# INSTRUCTION
Print all of the data exactly as written.

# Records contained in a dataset
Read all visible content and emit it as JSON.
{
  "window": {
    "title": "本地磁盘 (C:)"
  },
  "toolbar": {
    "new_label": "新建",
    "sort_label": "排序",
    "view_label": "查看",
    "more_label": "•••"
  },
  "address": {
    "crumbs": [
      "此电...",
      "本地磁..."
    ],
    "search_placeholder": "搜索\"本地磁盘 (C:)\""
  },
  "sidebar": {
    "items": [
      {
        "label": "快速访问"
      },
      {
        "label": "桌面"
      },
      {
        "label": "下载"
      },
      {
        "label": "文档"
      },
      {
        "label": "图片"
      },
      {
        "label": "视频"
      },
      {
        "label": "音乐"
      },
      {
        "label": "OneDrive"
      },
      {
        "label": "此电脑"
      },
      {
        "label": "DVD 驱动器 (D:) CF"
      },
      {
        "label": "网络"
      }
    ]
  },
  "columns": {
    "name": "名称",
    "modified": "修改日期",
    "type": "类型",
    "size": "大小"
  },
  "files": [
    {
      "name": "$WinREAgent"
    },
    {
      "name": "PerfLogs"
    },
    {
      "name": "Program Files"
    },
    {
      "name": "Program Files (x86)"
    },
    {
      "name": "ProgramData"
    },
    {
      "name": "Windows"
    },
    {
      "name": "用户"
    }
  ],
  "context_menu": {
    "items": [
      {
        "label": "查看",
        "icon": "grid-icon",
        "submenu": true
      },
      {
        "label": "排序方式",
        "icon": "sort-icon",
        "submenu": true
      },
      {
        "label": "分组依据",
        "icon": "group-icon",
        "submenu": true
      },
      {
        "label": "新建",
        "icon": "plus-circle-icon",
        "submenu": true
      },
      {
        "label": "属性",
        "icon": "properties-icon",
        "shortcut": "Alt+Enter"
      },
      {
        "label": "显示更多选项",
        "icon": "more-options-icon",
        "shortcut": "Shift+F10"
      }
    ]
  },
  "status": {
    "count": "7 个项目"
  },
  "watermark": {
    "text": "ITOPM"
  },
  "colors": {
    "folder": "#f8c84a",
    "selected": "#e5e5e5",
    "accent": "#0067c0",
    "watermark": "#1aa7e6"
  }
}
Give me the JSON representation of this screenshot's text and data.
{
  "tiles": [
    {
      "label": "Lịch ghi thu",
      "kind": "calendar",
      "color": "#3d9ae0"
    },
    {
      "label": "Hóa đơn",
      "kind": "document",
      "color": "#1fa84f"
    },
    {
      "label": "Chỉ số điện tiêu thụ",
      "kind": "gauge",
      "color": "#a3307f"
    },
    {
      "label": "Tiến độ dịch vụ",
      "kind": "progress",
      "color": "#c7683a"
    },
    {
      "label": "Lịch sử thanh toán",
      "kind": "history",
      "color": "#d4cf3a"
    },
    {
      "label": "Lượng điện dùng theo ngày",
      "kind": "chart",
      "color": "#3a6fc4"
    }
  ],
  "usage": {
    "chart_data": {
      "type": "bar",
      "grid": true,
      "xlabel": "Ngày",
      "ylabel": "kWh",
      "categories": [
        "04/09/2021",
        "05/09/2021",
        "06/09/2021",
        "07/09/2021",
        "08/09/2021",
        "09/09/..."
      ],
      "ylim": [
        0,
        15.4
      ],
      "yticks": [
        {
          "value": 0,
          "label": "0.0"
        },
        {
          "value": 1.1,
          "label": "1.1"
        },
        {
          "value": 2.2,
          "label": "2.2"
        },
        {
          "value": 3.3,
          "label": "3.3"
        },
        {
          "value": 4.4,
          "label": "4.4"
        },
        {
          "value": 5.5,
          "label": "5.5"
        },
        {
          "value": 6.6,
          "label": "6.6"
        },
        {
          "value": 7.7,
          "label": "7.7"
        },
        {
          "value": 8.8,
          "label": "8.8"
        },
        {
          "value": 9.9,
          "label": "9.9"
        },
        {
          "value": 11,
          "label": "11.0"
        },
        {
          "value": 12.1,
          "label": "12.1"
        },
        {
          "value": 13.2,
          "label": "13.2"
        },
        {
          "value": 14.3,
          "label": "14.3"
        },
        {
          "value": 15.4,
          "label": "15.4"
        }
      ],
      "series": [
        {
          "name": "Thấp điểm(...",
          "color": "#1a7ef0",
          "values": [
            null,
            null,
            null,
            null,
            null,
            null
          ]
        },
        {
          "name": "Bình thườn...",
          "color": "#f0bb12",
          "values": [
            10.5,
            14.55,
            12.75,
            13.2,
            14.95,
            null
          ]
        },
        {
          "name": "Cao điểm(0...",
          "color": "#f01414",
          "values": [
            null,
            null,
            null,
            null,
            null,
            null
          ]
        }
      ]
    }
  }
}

# WORKED SOLUTION
Read all visible content and emit it as JSON.
{
  "window": {
    "title": "本地磁盘 (C:)"
  },
  "toolbar": {
    "new_label": "新建",
    "sort_label": "排序",
    "view_label": "查看",
    "more_label": "•••"
  },
  "address": {
    "crumbs": [
      "此电...",
      "本地磁..."
    ],
    "search_placeholder": "搜索\"本地磁盘 (C:)\""
  },
  "sidebar": {
    "items": [
      {
        "label": "快速访问"
      },
      {
        "label": "桌面"
      },
      {
        "label": "下载"
      },
      {
        "label": "文档"
      },
      {
        "label": "图片"
      },
      {
        "label": "视频"
      },
      {
        "label": "音乐"
      },
      {
        "label": "OneDrive"
      },
      {
        "label": "此电脑"
      },
      {
        "label": "DVD 驱动器 (D:) CF"
      },
      {
        "label": "网络"
      }
    ]
  },
  "columns": {
    "name": "名称",
    "modified": "修改日期",
    "type": "类型",
    "size": "大小"
  },
  "files": [
    {
      "name": "$WinREAgent"
    },
    {
      "name": "PerfLogs"
    },
    {
      "name": "Program Files"
    },
    {
      "name": "Program Files (x86)"
    },
    {
      "name": "ProgramData"
    },
    {
      "name": "Windows"
    },
    {
      "name": "用户"
    }
  ],
  "context_menu": {
    "items": [
      {
        "label": "查看",
        "icon": "grid-icon",
        "submenu": true
      },
      {
        "label": "排序方式",
        "icon": "sort-icon",
        "submenu": true
      },
      {
        "label": "分组依据",
        "icon": "group-icon",
        "submenu": true
      },
      {
        "label": "新建",
        "icon": "plus-circle-icon",
        "submenu": true
      },
      {
        "label": "属性",
        "icon": "properties-icon",
        "shortcut": "Alt+Enter"
      },
      {
        "label": "显示更多选项",
        "icon": "more-options-icon",
        "shortcut": "Shift+F10"
      }
    ]
  },
  "status": {
    "count": "7 个项目"
  },
  "watermark": {
    "text": "ITOPM"
  },
  "colors": {
    "folder": "#f8c84a",
    "selected": "#e5e5e5",
    "accent": "#0067c0",
    "watermark": "#1aa7e6"
  }
}
Give me the JSON representation of this screenshot's text and data.
{
  "tiles": [
    {
      "label": "Lịch ghi thu",
      "kind": "calendar",
      "color": "#3d9ae0"
    },
    {
      "label": "Hóa đơn",
      "kind": "document",
      "color": "#1fa84f"
    },
    {
      "label": "Chỉ số điện tiêu thụ",
      "kind": "gauge",
      "color": "#a3307f"
    },
    {
      "label": "Tiến độ dịch vụ",
      "kind": "progress",
      "color": "#c7683a"
    },
    {
      "label": "Lịch sử thanh toán",
      "kind": "history",
      "color": "#d4cf3a"
    },
    {
      "label": "Lượng điện dùng theo ngày",
      "kind": "chart",
      "color": "#3a6fc4"
    }
  ],
  "usage": {
    "chart_data": {
      "type": "bar",
      "grid": true,
      "xlabel": "Ngày",
      "ylabel": "kWh",
      "categories": [
        "04/09/2021",
        "05/09/2021",
        "06/09/2021",
        "07/09/2021",
        "08/09/2021",
        "09/09/..."
      ],
      "ylim": [
        0,
        15.4
      ],
      "yticks": [
        {
          "value": 0,
          "label": "0.0"
        },
        {
          "value": 1.1,
          "label": "1.1"
        },
        {
          "value": 2.2,
          "label": "2.2"
        },
        {
          "value": 3.3,
          "label": "3.3"
        },
        {
          "value": 4.4,
          "label": "4.4"
        },
        {
          "value": 5.5,
          "label": "5.5"
        },
        {
          "value": 6.6,
          "label": "6.6"
        },
        {
          "value": 7.7,
          "label": "7.7"
        },
        {
          "value": 8.8,
          "label": "8.8"
        },
        {
          "value": 9.9,
          "label": "9.9"
        },
        {
          "value": 11,
          "label": "11.0"
        },
        {
          "value": 12.1,
          "label": "12.1"
        },
        {
          "value": 13.2,
          "label": "13.2"
        },
        {
          "value": 14.3,
          "label": "14.3"
        },
        {
          "value": 15.4,
          "label": "15.4"
        }
      ],
      "series": [
        {
          "name": "Thấp điểm(...",
          "color": "#1a7ef0",
          "values": [
            null,
            null,
            null,
            null,
            null,
            null
          ]
        },
        {
          "name": "Bình thườn...",
          "color": "#f0bb12",
          "values": [
            10.5,
            14.55,
            12.75,
            13.2,
            14.95,
            null
          ]
        },
        {
          "name": "Cao điểm(0...",
          "color": "#f01414",
          "values": [
            null,
            null,
            null,
            null,
            null,
            null
          ]
        }
      ]
    }
  }
}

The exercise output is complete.